TASK REQUIREMENTS –
Print every record below exactly as it stands, but leave out the pictures.

RAW DATA –
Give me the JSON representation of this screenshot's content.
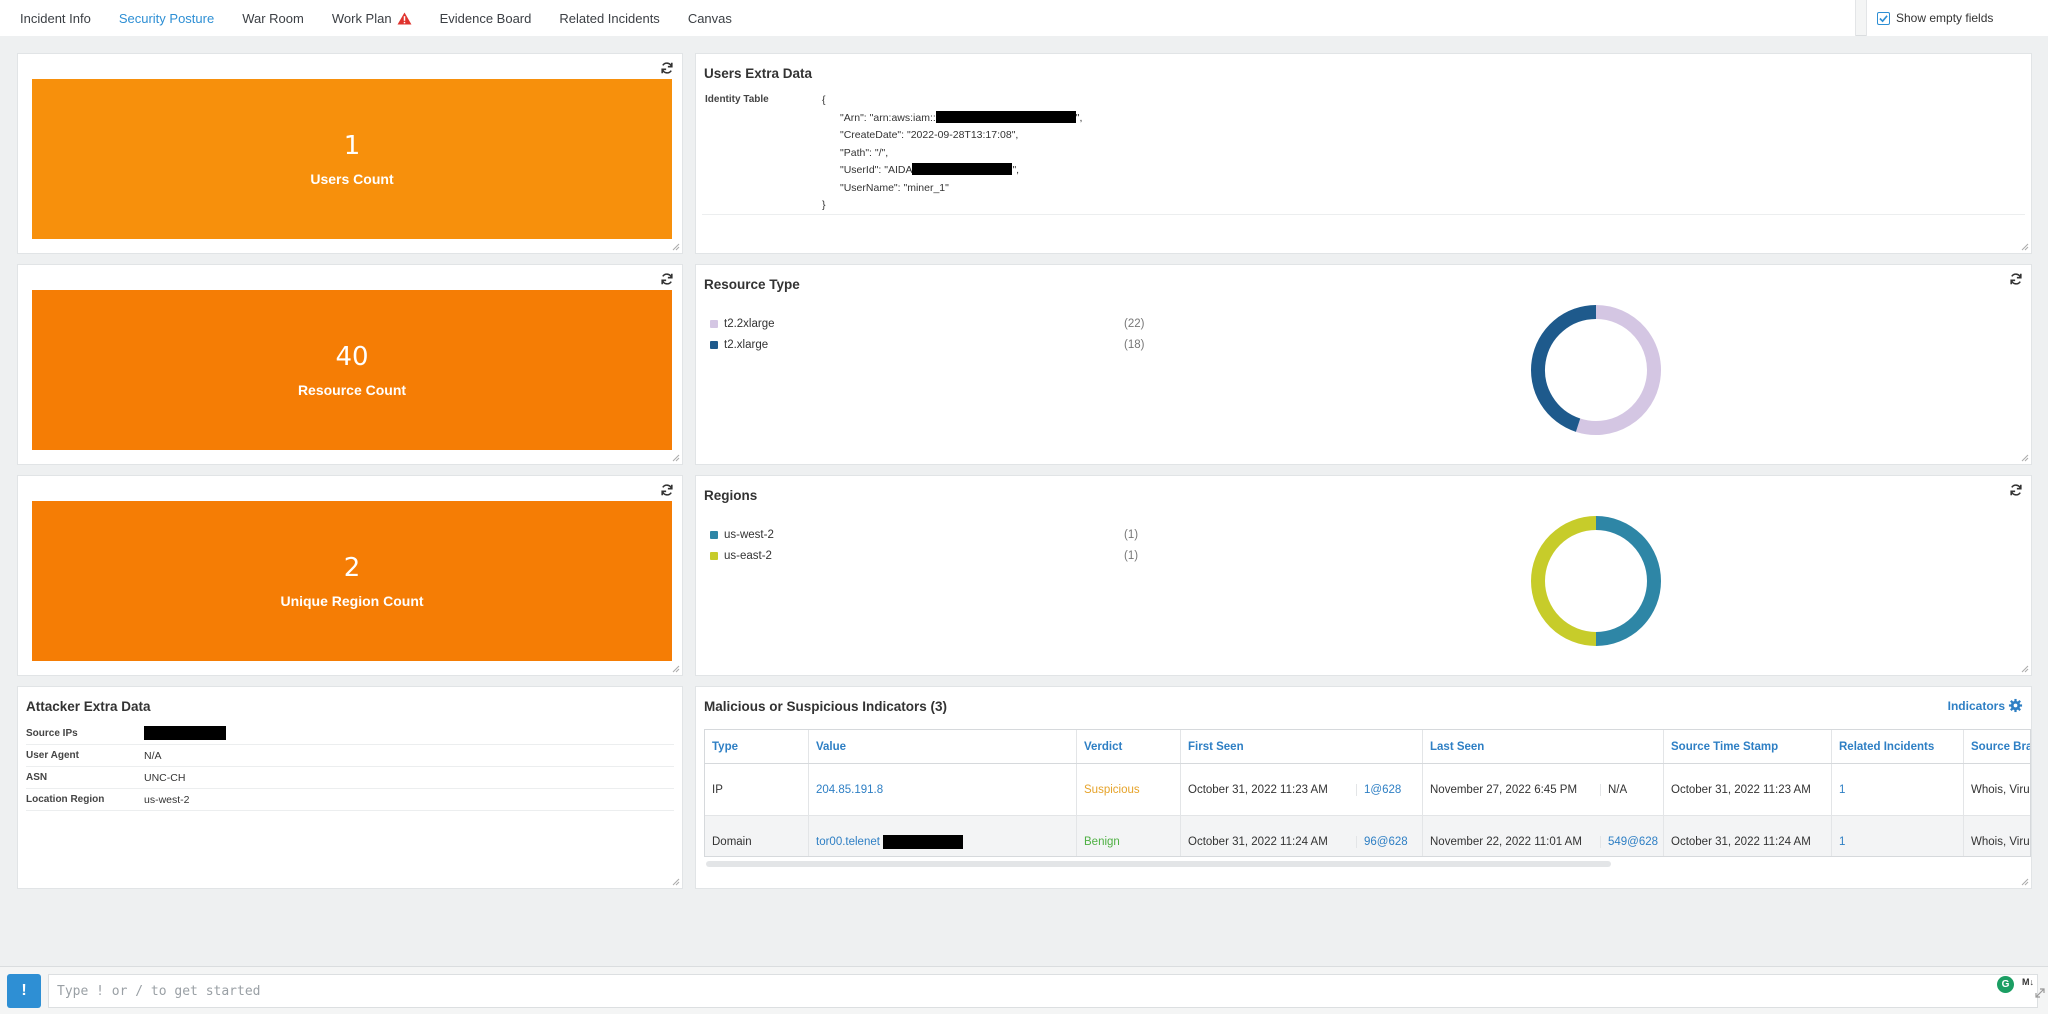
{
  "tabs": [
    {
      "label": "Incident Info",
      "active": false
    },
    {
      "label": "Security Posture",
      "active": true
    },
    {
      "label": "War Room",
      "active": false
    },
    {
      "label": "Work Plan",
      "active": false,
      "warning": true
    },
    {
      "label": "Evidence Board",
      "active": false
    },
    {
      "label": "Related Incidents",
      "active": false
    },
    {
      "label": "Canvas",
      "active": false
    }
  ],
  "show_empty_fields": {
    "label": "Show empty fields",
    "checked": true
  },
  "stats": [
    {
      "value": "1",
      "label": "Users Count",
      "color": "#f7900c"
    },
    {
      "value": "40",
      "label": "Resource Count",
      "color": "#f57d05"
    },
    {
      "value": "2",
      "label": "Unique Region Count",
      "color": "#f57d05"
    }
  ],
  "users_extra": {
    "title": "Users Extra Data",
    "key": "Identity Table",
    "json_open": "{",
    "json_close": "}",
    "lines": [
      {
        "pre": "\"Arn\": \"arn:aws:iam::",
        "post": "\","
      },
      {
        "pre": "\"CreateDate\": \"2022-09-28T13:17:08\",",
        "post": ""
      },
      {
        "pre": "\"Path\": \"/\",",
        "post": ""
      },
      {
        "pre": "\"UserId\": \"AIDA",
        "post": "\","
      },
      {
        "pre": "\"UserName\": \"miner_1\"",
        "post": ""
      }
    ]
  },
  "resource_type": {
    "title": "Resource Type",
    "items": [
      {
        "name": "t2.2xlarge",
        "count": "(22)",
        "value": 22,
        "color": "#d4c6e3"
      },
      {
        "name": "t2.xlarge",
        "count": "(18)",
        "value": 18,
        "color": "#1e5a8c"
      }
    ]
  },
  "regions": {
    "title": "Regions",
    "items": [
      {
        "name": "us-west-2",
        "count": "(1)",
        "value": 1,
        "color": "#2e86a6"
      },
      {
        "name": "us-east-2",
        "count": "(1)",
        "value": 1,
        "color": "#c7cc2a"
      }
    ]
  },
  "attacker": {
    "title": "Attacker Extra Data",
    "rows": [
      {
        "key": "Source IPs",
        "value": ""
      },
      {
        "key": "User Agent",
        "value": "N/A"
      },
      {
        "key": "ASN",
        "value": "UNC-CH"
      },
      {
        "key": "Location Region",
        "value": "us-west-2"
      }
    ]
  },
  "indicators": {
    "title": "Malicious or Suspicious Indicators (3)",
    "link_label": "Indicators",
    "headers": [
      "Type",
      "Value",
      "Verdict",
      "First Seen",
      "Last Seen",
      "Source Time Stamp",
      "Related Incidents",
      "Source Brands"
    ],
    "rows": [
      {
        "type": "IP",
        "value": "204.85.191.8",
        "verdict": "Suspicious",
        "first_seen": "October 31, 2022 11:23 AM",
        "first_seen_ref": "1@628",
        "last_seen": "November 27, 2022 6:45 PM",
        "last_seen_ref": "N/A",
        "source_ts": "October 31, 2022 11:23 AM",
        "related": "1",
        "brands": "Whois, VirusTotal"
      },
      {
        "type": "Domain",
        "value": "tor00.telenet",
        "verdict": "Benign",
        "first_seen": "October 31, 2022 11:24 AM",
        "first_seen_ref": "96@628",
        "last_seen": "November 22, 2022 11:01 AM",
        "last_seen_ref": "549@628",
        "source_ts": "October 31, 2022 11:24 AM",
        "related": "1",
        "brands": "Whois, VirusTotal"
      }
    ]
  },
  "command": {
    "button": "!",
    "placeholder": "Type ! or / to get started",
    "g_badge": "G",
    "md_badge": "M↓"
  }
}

WORKED SOLUTION –
Give me the JSON representation of this screenshot's content.
{
  "tabs": [
    {
      "label": "Incident Info",
      "active": false
    },
    {
      "label": "Security Posture",
      "active": true
    },
    {
      "label": "War Room",
      "active": false
    },
    {
      "label": "Work Plan",
      "active": false,
      "warning": true
    },
    {
      "label": "Evidence Board",
      "active": false
    },
    {
      "label": "Related Incidents",
      "active": false
    },
    {
      "label": "Canvas",
      "active": false
    }
  ],
  "show_empty_fields": {
    "label": "Show empty fields",
    "checked": true
  },
  "stats": [
    {
      "value": "1",
      "label": "Users Count",
      "color": "#f7900c"
    },
    {
      "value": "40",
      "label": "Resource Count",
      "color": "#f57d05"
    },
    {
      "value": "2",
      "label": "Unique Region Count",
      "color": "#f57d05"
    }
  ],
  "users_extra": {
    "title": "Users Extra Data",
    "key": "Identity Table",
    "json_open": "{",
    "json_close": "}",
    "lines": [
      {
        "pre": "\"Arn\": \"arn:aws:iam::",
        "post": "\","
      },
      {
        "pre": "\"CreateDate\": \"2022-09-28T13:17:08\",",
        "post": ""
      },
      {
        "pre": "\"Path\": \"/\",",
        "post": ""
      },
      {
        "pre": "\"UserId\": \"AIDA",
        "post": "\","
      },
      {
        "pre": "\"UserName\": \"miner_1\"",
        "post": ""
      }
    ]
  },
  "resource_type": {
    "title": "Resource Type",
    "items": [
      {
        "name": "t2.2xlarge",
        "count": "(22)",
        "value": 22,
        "color": "#d4c6e3"
      },
      {
        "name": "t2.xlarge",
        "count": "(18)",
        "value": 18,
        "color": "#1e5a8c"
      }
    ]
  },
  "regions": {
    "title": "Regions",
    "items": [
      {
        "name": "us-west-2",
        "count": "(1)",
        "value": 1,
        "color": "#2e86a6"
      },
      {
        "name": "us-east-2",
        "count": "(1)",
        "value": 1,
        "color": "#c7cc2a"
      }
    ]
  },
  "attacker": {
    "title": "Attacker Extra Data",
    "rows": [
      {
        "key": "Source IPs",
        "value": ""
      },
      {
        "key": "User Agent",
        "value": "N/A"
      },
      {
        "key": "ASN",
        "value": "UNC-CH"
      },
      {
        "key": "Location Region",
        "value": "us-west-2"
      }
    ]
  },
  "indicators": {
    "title": "Malicious or Suspicious Indicators (3)",
    "link_label": "Indicators",
    "headers": [
      "Type",
      "Value",
      "Verdict",
      "First Seen",
      "Last Seen",
      "Source Time Stamp",
      "Related Incidents",
      "Source Brands"
    ],
    "rows": [
      {
        "type": "IP",
        "value": "204.85.191.8",
        "verdict": "Suspicious",
        "first_seen": "October 31, 2022 11:23 AM",
        "first_seen_ref": "1@628",
        "last_seen": "November 27, 2022 6:45 PM",
        "last_seen_ref": "N/A",
        "source_ts": "October 31, 2022 11:23 AM",
        "related": "1",
        "brands": "Whois, VirusTotal"
      },
      {
        "type": "Domain",
        "value": "tor00.telenet",
        "verdict": "Benign",
        "first_seen": "October 31, 2022 11:24 AM",
        "first_seen_ref": "96@628",
        "last_seen": "November 22, 2022 11:01 AM",
        "last_seen_ref": "549@628",
        "source_ts": "October 31, 2022 11:24 AM",
        "related": "1",
        "brands": "Whois, VirusTotal"
      }
    ]
  },
  "command": {
    "button": "!",
    "placeholder": "Type ! or / to get started",
    "g_badge": "G",
    "md_badge": "M↓"
  }
}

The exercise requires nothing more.